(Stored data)
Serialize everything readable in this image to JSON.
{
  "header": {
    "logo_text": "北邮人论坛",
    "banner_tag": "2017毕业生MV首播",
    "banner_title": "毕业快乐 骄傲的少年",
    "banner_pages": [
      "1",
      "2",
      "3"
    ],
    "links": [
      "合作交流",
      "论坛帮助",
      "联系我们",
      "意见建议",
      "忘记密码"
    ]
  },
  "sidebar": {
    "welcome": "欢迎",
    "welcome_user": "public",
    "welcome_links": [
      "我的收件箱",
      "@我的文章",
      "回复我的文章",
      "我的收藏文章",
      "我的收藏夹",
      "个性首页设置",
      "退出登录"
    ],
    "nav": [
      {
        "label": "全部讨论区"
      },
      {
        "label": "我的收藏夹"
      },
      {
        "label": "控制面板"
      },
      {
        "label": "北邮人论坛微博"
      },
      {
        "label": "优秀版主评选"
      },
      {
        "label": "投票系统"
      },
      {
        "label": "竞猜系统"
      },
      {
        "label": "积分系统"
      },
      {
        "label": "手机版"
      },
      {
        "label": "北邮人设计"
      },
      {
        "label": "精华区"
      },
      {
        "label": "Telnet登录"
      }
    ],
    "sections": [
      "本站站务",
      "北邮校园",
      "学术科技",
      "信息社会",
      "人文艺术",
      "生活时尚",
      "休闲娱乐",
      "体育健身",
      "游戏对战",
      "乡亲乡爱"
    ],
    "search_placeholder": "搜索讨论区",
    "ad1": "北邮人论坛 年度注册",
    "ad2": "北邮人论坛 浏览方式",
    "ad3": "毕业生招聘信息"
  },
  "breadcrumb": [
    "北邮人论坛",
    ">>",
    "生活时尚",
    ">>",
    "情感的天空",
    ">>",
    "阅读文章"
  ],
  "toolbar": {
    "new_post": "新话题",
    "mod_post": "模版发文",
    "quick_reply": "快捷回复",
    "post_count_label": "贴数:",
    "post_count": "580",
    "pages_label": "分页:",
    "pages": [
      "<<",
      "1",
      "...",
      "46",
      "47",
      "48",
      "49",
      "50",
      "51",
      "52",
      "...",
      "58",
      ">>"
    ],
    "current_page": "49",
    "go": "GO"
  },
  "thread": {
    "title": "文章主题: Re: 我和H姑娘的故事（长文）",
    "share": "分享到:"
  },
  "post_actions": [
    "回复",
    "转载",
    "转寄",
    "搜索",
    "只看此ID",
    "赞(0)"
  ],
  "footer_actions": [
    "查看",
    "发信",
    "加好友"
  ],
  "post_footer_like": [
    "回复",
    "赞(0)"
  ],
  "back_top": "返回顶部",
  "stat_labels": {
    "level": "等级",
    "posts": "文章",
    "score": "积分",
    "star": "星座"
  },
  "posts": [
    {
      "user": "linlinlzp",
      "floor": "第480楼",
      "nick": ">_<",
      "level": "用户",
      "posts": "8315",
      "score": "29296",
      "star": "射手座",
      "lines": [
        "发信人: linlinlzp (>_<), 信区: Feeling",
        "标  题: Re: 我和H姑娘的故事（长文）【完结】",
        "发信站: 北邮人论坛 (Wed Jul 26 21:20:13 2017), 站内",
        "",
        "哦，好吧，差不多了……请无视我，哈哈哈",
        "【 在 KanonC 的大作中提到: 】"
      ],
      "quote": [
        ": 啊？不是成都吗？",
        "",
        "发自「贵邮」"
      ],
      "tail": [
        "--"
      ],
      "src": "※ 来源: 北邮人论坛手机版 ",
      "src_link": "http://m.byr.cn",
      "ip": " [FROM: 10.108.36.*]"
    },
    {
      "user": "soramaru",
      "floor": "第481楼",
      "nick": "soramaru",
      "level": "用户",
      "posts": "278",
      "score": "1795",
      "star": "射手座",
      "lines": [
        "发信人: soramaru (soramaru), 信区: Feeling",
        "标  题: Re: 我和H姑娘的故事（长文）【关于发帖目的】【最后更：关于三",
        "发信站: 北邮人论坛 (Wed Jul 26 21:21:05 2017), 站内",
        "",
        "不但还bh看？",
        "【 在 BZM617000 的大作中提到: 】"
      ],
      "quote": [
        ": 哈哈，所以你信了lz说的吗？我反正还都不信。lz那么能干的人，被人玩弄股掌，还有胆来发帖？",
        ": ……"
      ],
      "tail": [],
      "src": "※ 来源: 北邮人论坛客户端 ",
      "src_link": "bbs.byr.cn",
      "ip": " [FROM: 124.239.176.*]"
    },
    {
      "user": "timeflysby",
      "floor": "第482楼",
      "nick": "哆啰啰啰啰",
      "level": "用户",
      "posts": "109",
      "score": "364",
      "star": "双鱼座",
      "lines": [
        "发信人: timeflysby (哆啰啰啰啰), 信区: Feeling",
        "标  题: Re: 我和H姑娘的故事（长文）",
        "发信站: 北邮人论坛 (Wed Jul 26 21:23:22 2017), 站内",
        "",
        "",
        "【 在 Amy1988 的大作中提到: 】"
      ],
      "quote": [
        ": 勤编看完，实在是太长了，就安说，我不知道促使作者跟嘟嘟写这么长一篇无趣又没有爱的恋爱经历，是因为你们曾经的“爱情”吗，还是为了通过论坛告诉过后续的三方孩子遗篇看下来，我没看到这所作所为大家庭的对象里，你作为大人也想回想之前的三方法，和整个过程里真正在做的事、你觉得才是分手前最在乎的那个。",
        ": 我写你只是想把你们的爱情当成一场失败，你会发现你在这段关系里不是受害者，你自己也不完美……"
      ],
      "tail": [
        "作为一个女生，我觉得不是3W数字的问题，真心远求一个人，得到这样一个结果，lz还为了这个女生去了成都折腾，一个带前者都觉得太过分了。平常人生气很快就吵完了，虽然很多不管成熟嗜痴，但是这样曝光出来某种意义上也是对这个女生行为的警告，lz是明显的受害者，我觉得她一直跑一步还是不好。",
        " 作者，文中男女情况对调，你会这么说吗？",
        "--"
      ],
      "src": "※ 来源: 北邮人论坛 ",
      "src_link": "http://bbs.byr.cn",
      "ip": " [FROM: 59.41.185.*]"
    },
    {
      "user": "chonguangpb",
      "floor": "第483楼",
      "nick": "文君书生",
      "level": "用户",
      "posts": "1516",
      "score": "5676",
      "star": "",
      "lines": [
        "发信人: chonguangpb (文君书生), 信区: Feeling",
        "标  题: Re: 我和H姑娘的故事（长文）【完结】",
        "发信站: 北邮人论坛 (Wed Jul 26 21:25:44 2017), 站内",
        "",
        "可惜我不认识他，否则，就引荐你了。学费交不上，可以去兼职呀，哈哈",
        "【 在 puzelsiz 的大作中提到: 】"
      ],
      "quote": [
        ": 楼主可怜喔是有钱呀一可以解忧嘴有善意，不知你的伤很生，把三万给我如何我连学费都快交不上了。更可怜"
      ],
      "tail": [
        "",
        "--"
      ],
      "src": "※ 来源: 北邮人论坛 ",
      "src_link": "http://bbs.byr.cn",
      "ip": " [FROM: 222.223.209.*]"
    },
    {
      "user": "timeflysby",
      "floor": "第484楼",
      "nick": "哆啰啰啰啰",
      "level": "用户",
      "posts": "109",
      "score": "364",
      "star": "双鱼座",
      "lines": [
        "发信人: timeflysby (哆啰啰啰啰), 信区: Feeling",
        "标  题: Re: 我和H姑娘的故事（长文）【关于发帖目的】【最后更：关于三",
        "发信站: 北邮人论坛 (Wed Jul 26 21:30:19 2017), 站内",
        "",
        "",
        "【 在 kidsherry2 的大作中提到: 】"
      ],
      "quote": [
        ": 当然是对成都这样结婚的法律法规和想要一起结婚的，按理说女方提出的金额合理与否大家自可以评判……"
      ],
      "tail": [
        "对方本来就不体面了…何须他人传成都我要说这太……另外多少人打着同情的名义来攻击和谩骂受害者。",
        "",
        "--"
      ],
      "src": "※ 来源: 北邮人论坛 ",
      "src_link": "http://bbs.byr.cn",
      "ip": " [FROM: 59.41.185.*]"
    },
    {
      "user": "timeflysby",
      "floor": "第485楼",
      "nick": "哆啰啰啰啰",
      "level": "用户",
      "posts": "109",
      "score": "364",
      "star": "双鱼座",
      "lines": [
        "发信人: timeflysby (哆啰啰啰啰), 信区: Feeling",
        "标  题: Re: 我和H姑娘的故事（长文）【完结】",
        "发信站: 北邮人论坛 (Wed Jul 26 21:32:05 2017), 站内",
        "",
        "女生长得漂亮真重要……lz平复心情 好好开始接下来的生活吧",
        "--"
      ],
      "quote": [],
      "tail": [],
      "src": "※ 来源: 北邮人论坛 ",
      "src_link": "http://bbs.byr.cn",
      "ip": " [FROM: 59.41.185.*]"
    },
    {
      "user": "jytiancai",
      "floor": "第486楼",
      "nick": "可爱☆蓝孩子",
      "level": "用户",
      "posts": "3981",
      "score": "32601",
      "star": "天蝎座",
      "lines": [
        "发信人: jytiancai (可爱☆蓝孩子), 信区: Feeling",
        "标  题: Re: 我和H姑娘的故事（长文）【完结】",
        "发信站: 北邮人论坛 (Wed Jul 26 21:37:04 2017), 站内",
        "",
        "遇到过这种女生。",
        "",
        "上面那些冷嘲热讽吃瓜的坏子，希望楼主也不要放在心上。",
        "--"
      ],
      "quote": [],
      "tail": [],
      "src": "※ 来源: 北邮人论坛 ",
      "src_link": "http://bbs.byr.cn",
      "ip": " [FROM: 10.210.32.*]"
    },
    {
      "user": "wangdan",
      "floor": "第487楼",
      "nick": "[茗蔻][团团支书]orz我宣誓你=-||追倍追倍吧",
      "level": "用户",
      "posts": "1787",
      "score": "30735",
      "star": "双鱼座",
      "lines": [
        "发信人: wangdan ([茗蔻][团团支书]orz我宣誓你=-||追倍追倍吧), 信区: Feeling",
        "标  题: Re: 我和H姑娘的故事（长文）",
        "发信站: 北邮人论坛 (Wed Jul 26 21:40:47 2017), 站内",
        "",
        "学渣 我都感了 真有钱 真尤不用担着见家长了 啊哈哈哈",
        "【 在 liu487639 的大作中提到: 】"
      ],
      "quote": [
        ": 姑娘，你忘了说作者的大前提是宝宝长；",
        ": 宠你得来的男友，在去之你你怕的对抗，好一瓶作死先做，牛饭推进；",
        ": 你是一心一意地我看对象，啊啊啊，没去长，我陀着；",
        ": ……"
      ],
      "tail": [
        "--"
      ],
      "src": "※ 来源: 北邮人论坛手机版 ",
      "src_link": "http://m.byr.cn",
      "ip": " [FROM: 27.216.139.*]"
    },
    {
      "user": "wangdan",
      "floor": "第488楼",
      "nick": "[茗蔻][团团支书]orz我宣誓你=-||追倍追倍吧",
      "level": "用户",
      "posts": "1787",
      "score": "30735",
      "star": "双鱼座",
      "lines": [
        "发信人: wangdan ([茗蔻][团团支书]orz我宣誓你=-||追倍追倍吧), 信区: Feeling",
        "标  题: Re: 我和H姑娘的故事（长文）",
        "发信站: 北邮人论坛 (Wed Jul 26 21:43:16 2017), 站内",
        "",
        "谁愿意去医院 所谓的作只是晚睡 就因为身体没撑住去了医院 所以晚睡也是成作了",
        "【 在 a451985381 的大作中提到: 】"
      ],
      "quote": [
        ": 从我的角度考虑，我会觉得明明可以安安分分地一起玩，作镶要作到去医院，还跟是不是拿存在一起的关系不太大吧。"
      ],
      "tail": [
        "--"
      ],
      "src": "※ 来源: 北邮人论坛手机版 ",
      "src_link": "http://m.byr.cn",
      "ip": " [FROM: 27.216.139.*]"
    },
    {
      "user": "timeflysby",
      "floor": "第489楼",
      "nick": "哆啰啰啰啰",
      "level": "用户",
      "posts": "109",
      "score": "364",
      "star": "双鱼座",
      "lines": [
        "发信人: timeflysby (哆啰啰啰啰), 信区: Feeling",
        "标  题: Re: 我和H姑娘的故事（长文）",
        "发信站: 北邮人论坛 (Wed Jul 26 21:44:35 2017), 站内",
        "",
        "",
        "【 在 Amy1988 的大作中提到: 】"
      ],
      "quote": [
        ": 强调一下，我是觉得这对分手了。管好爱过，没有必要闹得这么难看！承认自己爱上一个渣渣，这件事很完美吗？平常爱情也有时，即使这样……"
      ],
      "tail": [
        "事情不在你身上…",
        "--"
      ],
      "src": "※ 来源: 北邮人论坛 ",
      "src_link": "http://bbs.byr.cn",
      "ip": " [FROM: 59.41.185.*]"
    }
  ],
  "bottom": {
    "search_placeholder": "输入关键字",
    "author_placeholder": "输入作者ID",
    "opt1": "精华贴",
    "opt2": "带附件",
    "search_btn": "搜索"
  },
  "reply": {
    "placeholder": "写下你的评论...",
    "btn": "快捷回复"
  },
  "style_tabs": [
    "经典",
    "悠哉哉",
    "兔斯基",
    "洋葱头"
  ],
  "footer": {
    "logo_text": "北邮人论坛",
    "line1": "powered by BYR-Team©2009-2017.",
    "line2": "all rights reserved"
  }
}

● **GIVEN PROBLEM**
Extract each line from the entries above that contains the string "floor".

● **SOLUTION FOR THIS TASK**
      "floor": "第480楼",
      "floor": "第481楼",
      "floor": "第482楼",
      "floor": "第483楼",
      "floor": "第484楼",
      "floor": "第485楼",
      "floor": "第486楼",
      "floor": "第487楼",
      "floor": "第488楼",
      "floor": "第489楼",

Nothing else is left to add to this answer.